• Instruções das tarefas:
a - No texto sobre a cultura Okunev, em que museu o incensário será exibido?
b - No texto sobre a cultura Okunev, reproduza o trecho que começa nas palavras "Os cientistas também" e para depois de "indígenas das Américas.", renomeando "incensário" para "queimador de incenso".
c - Escreva a continuação do texto sobre a cultura Okunev a partir do ponto em que ele para.

• Texto extraído:
•••

Os cientistas também encontraram, na tumba da mulher, uma lápide de pedra com uma rara imagem de um búfalo com um longo corpo retangular. Esse tipo de desenho não é comum no sul da Sibéria, mas é conhecido no território do atual Casaquistão. Os arqueólogos acreditam que isso é uma indicação de que o povo Okunev migrou para a Cacássia a partir do sul.

Segundo Poliakov, agora que é possível dizer com certeza que esses trabalhos em pedra foram feitos por membros da cultura Okunev, depois de uma datação precisa e de uma restauração, o incensário será exibido no mundialmente conhecido Museu Hermitage, em São Petersburgo.

Ancestrais dos americanos. De acordo com o arqueólogo, a antiga cultura Okunev "não tem paralelos na Sibéria em termos de riqueza e diversidade artística". Segundo Poliakov, o povo Okunev é considerado o grupo étnico mais próximo dos indígenas das Américas.

•••

[Registros do conjunto de dados]

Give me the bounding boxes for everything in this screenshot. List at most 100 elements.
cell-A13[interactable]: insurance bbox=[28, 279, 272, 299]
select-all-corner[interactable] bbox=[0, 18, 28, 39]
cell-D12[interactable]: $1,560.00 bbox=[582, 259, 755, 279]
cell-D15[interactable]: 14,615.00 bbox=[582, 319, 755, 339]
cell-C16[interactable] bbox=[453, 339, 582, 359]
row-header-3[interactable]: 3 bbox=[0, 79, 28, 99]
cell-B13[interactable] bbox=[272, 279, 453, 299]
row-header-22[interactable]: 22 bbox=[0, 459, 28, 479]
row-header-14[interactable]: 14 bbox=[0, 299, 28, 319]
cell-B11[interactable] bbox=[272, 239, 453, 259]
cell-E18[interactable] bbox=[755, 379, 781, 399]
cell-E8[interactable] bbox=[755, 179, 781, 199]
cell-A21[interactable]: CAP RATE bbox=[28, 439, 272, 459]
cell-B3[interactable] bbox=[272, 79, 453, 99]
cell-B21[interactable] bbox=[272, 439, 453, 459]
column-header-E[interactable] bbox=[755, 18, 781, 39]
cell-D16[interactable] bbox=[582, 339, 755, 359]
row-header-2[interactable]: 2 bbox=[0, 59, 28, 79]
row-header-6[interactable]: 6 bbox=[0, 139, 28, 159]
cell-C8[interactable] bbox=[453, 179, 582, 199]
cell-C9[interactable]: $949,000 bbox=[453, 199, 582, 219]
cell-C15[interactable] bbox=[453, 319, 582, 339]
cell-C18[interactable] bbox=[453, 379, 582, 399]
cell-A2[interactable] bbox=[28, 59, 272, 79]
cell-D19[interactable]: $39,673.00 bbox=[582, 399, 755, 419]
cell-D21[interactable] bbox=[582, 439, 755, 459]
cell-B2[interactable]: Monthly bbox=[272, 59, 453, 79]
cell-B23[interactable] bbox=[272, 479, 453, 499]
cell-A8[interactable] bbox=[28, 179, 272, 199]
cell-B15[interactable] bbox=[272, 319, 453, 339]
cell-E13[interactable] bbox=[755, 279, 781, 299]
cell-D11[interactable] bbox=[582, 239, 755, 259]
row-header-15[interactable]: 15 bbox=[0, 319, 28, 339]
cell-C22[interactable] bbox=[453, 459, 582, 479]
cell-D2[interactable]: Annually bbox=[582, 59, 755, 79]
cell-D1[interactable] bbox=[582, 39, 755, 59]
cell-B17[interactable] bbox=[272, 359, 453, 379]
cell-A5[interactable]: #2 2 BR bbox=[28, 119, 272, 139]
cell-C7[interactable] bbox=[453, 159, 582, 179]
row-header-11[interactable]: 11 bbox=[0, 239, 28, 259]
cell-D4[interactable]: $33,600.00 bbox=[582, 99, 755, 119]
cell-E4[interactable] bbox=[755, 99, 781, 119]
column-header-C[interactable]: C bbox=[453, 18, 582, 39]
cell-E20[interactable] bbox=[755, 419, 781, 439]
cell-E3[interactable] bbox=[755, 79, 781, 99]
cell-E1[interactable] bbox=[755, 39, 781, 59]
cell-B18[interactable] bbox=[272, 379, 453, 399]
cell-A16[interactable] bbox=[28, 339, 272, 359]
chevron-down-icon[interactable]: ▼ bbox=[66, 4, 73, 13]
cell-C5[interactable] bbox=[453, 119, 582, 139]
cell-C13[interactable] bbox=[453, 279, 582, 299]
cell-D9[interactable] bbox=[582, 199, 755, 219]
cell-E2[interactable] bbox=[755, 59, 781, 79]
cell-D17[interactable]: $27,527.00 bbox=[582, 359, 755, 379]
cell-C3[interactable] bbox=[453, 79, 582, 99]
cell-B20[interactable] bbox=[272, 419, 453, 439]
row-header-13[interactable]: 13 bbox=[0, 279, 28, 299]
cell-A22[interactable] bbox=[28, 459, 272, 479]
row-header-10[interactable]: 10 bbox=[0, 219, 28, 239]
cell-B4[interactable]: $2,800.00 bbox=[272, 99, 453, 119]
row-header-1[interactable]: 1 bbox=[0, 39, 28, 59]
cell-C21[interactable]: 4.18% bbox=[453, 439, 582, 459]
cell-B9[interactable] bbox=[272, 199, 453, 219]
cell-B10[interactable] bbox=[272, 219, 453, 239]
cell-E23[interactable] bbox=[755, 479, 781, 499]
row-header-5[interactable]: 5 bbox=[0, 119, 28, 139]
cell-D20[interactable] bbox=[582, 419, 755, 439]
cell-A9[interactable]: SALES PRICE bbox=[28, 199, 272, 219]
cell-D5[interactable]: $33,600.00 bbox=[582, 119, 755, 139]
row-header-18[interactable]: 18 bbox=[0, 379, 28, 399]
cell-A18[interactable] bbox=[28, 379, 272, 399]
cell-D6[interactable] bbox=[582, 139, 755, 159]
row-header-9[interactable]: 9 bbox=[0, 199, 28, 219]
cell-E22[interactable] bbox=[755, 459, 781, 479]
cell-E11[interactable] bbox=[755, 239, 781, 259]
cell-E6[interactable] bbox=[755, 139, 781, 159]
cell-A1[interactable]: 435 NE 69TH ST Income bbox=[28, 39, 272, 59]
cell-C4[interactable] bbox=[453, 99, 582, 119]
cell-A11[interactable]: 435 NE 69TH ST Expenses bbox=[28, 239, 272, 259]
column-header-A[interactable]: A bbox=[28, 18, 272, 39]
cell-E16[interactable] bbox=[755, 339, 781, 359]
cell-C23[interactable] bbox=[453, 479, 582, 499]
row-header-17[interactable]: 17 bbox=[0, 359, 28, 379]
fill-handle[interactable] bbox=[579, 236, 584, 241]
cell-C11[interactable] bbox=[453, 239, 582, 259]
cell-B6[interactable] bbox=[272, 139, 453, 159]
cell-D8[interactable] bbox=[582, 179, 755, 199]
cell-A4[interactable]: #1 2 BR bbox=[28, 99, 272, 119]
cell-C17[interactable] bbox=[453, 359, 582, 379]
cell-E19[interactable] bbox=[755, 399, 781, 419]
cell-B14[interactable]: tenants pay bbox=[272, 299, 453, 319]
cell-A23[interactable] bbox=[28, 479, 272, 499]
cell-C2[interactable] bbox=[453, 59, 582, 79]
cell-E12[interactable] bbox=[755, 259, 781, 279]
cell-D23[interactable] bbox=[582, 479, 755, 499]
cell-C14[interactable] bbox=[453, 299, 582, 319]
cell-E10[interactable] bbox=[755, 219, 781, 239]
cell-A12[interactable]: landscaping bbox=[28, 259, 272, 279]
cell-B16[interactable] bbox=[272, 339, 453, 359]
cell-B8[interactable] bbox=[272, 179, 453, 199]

•••

• Respostas às tarefas:
a - No Museu Hermitage, em São Petersburgo.

b -
Os cientistas também encontraram, na tumba da mulher, uma lápide de pedra com uma rara imagem de um búfalo com um longo corpo retangular. Esse tipo de desenho não é comum no sul da Sibéria, mas é conhecido no território do atual Casaquistão. Os arqueólogos acreditam que isso é uma indicação de que o povo Okunev migrou para a Cacássia a partir do sul.

Segundo Poliakov, agora que é possível dizer com certeza que esses trabalhos em pedra foram feitos por membros da cultura Okunev, depois de uma datação precisa e de uma restauração, o queimador de incenso será exibido no mundialmente conhecido Museu Hermitage, em São Petersburgo.

Ancestrais dos americanos. De acordo com o arqueólogo, a antiga cultura Okunev "não tem paralelos na Sibéria em termos de riqueza e diversidade artística". Segundo Poliakov, o povo Okunev é considerado o grupo étnico mais próximo dos indígenas das Américas.

c -
Para alguns especialistas, os ancestrais dos Okunev podem ter sido os primeiros humanos a povoar o continente americano, há 12,6 mil anos. Eles teriam utilizando embarcações primitivas para aventurar-se ao largo da ponte terrestre coberta de gelo que ligava a Ásia à América do Norte, conhecida como Beríngia.

Poliakov afirma que as escavações terão continuidade em 2018. "Esperamos fazer descobertas ainda mais raras e espetaculares, quando continuarmos a estudar esse sítio cheio de túmulos e chegarmos à tumba central", declarou o arqueólogo.